» **Data listing**:
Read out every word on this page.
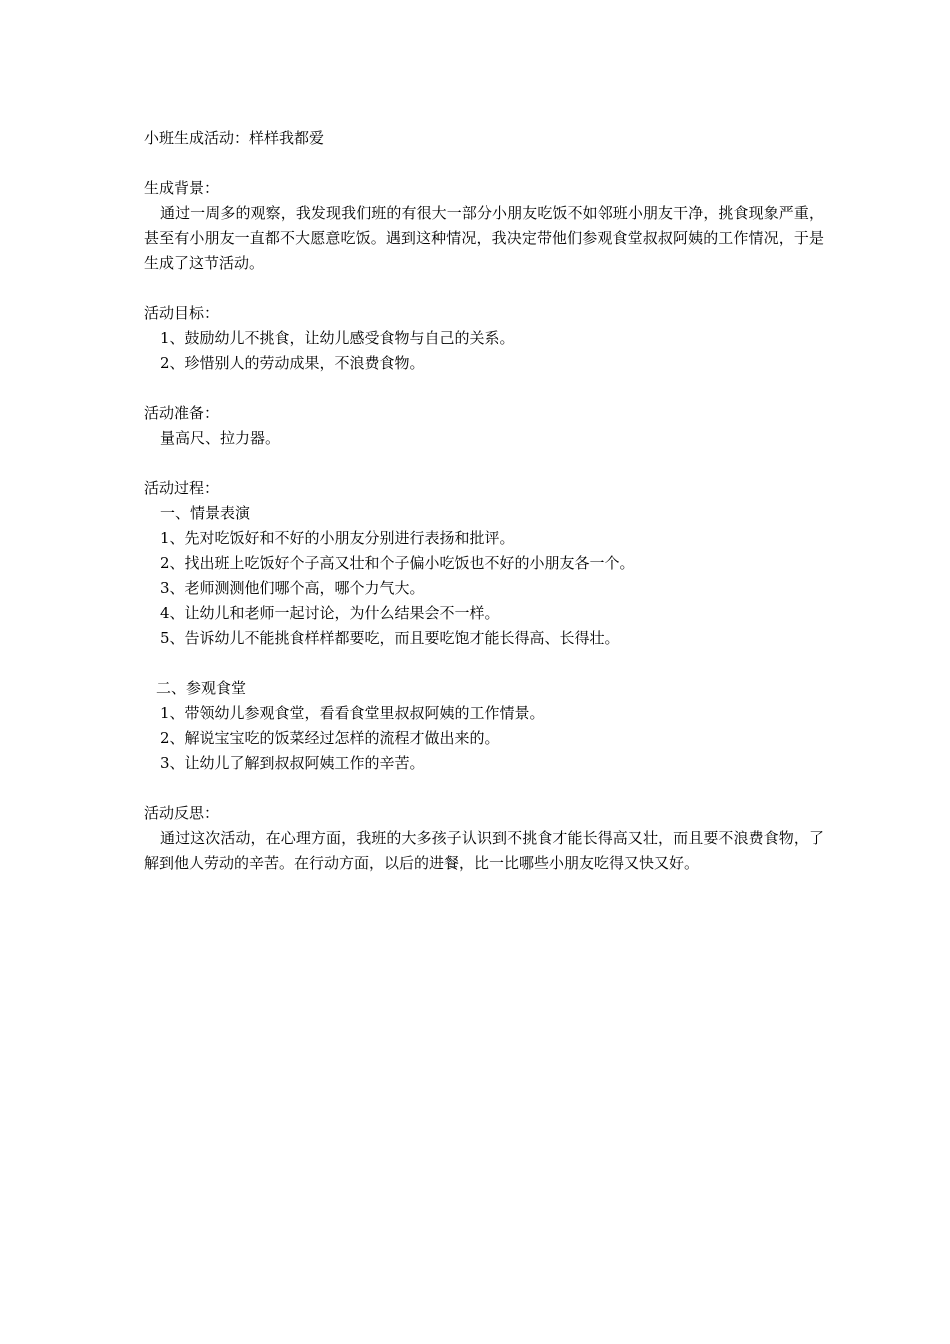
小班生成活动：样样我都爱
生成背景：

通过一周多的观察，我发现我们班的有很大一部分小朋友吃饭不如邻班小朋友干净，挑食现象严重，甚至有小朋友一直都不大愿意吃饭。遇到这种情况，我决定带他们参观食堂叔叔阿姨的工作情况，于是生成了这节活动。

活动目标：
1、鼓励幼儿不挑食，让幼儿感受食物与自己的关系。
2、珍惜别人的劳动成果，不浪费食物。
活动准备：
量高尺、拉力器。
活动过程：
一、情景表演
1、先对吃饭好和不好的小朋友分别进行表扬和批评。
2、找出班上吃饭好个子高又壮和个子偏小吃饭也不好的小朋友各一个。
3、老师测测他们哪个高，哪个力气大。
4、让幼儿和老师一起讨论，为什么结果会不一样。
5、告诉幼儿不能挑食样样都要吃，而且要吃饱才能长得高、长得壮。
二、参观食堂
1、带领幼儿参观食堂，看看食堂里叔叔阿姨的工作情景。
2、解说宝宝吃的饭菜经过怎样的流程才做出来的。
3、让幼儿了解到叔叔阿姨工作的辛苦。
活动反思：

通过这次活动，在心理方面，我班的大多孩子认识到不挑食才能长得高又壮，而且要不浪费食物，了解到他人劳动的辛苦。在行动方面，以后的进餐，比一比哪些小朋友吃得又快又好。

» **Instructions to follow**: Pictures in the records above are not copied; print everything else exactly.

» **The answer**:
Read out every word on this page.
小班生成活动：样样我都爱
生成背景：

通过一周多的观察，我发现我们班的有很大一部分小朋友吃饭不如邻班小朋友干净，挑食现象严重，甚至有小朋友一直都不大愿意吃饭。遇到这种情况，我决定带他们参观食堂叔叔阿姨的工作情况，于是生成了这节活动。

活动目标：
1、鼓励幼儿不挑食，让幼儿感受食物与自己的关系。
2、珍惜别人的劳动成果，不浪费食物。
活动准备：
量高尺、拉力器。
活动过程：
一、情景表演
1、先对吃饭好和不好的小朋友分别进行表扬和批评。
2、找出班上吃饭好个子高又壮和个子偏小吃饭也不好的小朋友各一个。
3、老师测测他们哪个高，哪个力气大。
4、让幼儿和老师一起讨论，为什么结果会不一样。
5、告诉幼儿不能挑食样样都要吃，而且要吃饱才能长得高、长得壮。
二、参观食堂
1、带领幼儿参观食堂，看看食堂里叔叔阿姨的工作情景。
2、解说宝宝吃的饭菜经过怎样的流程才做出来的。
3、让幼儿了解到叔叔阿姨工作的辛苦。
活动反思：

通过这次活动，在心理方面，我班的大多孩子认识到不挑食才能长得高又壮，而且要不浪费食物，了解到他人劳动的辛苦。在行动方面，以后的进餐，比一比哪些小朋友吃得又快又好。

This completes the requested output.